Records contained in a dataset

____

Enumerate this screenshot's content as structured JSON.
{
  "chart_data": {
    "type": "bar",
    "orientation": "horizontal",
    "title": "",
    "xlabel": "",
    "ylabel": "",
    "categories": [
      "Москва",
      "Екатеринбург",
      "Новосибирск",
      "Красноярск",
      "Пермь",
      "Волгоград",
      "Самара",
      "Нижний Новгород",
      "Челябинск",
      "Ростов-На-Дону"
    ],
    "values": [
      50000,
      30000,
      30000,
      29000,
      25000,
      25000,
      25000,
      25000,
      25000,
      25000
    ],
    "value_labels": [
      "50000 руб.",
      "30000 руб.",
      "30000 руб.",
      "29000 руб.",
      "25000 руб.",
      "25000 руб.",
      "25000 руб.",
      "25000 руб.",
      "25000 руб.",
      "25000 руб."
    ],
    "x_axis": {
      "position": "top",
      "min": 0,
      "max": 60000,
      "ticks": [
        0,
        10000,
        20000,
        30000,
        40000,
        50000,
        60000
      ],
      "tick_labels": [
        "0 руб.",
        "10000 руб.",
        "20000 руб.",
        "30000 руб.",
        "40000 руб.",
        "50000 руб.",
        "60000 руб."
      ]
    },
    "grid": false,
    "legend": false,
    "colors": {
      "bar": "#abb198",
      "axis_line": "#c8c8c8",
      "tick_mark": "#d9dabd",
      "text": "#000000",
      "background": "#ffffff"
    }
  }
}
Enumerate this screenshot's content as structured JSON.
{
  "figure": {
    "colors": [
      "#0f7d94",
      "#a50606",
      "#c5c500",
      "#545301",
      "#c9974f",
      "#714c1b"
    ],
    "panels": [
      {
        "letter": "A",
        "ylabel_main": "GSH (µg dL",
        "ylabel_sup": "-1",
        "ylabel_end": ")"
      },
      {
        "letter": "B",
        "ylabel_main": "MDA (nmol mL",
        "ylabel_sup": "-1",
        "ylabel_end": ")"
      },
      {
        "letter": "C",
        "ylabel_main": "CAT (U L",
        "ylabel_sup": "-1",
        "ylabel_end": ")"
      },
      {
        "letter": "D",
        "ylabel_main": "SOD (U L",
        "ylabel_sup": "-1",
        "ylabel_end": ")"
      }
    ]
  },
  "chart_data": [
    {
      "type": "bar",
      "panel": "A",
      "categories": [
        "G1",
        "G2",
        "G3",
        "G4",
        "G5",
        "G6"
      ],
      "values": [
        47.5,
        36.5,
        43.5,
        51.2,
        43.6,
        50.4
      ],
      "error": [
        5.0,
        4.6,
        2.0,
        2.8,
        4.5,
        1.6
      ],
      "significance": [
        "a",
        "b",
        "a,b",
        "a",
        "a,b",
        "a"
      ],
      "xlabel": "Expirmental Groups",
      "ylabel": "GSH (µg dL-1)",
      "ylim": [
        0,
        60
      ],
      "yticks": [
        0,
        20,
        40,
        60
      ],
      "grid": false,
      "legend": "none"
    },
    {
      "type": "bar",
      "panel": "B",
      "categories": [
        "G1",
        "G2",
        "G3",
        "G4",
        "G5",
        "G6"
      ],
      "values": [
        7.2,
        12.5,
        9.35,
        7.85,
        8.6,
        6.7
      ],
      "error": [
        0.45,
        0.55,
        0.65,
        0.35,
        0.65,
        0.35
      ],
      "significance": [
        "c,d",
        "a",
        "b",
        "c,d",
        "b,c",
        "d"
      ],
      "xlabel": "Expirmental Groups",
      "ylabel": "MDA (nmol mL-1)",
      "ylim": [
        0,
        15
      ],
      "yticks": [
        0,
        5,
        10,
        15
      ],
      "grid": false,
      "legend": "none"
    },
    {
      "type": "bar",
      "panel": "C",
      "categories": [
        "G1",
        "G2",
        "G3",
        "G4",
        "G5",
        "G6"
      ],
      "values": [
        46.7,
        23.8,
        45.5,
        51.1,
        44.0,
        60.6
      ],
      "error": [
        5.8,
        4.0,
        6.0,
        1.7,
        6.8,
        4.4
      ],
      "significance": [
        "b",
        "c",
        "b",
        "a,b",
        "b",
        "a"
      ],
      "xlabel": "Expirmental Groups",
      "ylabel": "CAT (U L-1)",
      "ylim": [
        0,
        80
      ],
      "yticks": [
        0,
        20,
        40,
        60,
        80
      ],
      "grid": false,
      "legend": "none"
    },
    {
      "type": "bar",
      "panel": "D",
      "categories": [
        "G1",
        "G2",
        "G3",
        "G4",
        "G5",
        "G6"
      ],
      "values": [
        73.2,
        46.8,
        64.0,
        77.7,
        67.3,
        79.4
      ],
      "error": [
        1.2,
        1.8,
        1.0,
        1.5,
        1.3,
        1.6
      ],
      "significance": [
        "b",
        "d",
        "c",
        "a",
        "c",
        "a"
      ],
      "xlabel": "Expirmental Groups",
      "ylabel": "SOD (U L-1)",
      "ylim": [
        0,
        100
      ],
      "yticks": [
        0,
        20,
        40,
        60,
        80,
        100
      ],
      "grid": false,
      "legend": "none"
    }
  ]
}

____

• [EXERCISE]: Restate the listing in full, word for word.

• [PROBLEM SOLUTION]:
Enumerate this screenshot's content as structured JSON.
{
  "chart_data": {
    "type": "bar",
    "orientation": "horizontal",
    "title": "",
    "xlabel": "",
    "ylabel": "",
    "categories": [
      "Москва",
      "Екатеринбург",
      "Новосибирск",
      "Красноярск",
      "Пермь",
      "Волгоград",
      "Самара",
      "Нижний Новгород",
      "Челябинск",
      "Ростов-На-Дону"
    ],
    "values": [
      50000,
      30000,
      30000,
      29000,
      25000,
      25000,
      25000,
      25000,
      25000,
      25000
    ],
    "value_labels": [
      "50000 руб.",
      "30000 руб.",
      "30000 руб.",
      "29000 руб.",
      "25000 руб.",
      "25000 руб.",
      "25000 руб.",
      "25000 руб.",
      "25000 руб.",
      "25000 руб."
    ],
    "x_axis": {
      "position": "top",
      "min": 0,
      "max": 60000,
      "ticks": [
        0,
        10000,
        20000,
        30000,
        40000,
        50000,
        60000
      ],
      "tick_labels": [
        "0 руб.",
        "10000 руб.",
        "20000 руб.",
        "30000 руб.",
        "40000 руб.",
        "50000 руб.",
        "60000 руб."
      ]
    },
    "grid": false,
    "legend": false,
    "colors": {
      "bar": "#abb198",
      "axis_line": "#c8c8c8",
      "tick_mark": "#d9dabd",
      "text": "#000000",
      "background": "#ffffff"
    }
  }
}
Enumerate this screenshot's content as structured JSON.
{
  "figure": {
    "colors": [
      "#0f7d94",
      "#a50606",
      "#c5c500",
      "#545301",
      "#c9974f",
      "#714c1b"
    ],
    "panels": [
      {
        "letter": "A",
        "ylabel_main": "GSH (µg dL",
        "ylabel_sup": "-1",
        "ylabel_end": ")"
      },
      {
        "letter": "B",
        "ylabel_main": "MDA (nmol mL",
        "ylabel_sup": "-1",
        "ylabel_end": ")"
      },
      {
        "letter": "C",
        "ylabel_main": "CAT (U L",
        "ylabel_sup": "-1",
        "ylabel_end": ")"
      },
      {
        "letter": "D",
        "ylabel_main": "SOD (U L",
        "ylabel_sup": "-1",
        "ylabel_end": ")"
      }
    ]
  },
  "chart_data": [
    {
      "type": "bar",
      "panel": "A",
      "categories": [
        "G1",
        "G2",
        "G3",
        "G4",
        "G5",
        "G6"
      ],
      "values": [
        47.5,
        36.5,
        43.5,
        51.2,
        43.6,
        50.4
      ],
      "error": [
        5.0,
        4.6,
        2.0,
        2.8,
        4.5,
        1.6
      ],
      "significance": [
        "a",
        "b",
        "a,b",
        "a",
        "a,b",
        "a"
      ],
      "xlabel": "Expirmental Groups",
      "ylabel": "GSH (µg dL-1)",
      "ylim": [
        0,
        60
      ],
      "yticks": [
        0,
        20,
        40,
        60
      ],
      "grid": false,
      "legend": "none"
    },
    {
      "type": "bar",
      "panel": "B",
      "categories": [
        "G1",
        "G2",
        "G3",
        "G4",
        "G5",
        "G6"
      ],
      "values": [
        7.2,
        12.5,
        9.35,
        7.85,
        8.6,
        6.7
      ],
      "error": [
        0.45,
        0.55,
        0.65,
        0.35,
        0.65,
        0.35
      ],
      "significance": [
        "c,d",
        "a",
        "b",
        "c,d",
        "b,c",
        "d"
      ],
      "xlabel": "Expirmental Groups",
      "ylabel": "MDA (nmol mL-1)",
      "ylim": [
        0,
        15
      ],
      "yticks": [
        0,
        5,
        10,
        15
      ],
      "grid": false,
      "legend": "none"
    },
    {
      "type": "bar",
      "panel": "C",
      "categories": [
        "G1",
        "G2",
        "G3",
        "G4",
        "G5",
        "G6"
      ],
      "values": [
        46.7,
        23.8,
        45.5,
        51.1,
        44.0,
        60.6
      ],
      "error": [
        5.8,
        4.0,
        6.0,
        1.7,
        6.8,
        4.4
      ],
      "significance": [
        "b",
        "c",
        "b",
        "a,b",
        "b",
        "a"
      ],
      "xlabel": "Expirmental Groups",
      "ylabel": "CAT (U L-1)",
      "ylim": [
        0,
        80
      ],
      "yticks": [
        0,
        20,
        40,
        60,
        80
      ],
      "grid": false,
      "legend": "none"
    },
    {
      "type": "bar",
      "panel": "D",
      "categories": [
        "G1",
        "G2",
        "G3",
        "G4",
        "G5",
        "G6"
      ],
      "values": [
        73.2,
        46.8,
        64.0,
        77.7,
        67.3,
        79.4
      ],
      "error": [
        1.2,
        1.8,
        1.0,
        1.5,
        1.3,
        1.6
      ],
      "significance": [
        "b",
        "d",
        "c",
        "a",
        "c",
        "a"
      ],
      "xlabel": "Expirmental Groups",
      "ylabel": "SOD (U L-1)",
      "ylim": [
        0,
        100
      ],
      "yticks": [
        0,
        20,
        40,
        60,
        80,
        100
      ],
      "grid": false,
      "legend": "none"
    }
  ]
}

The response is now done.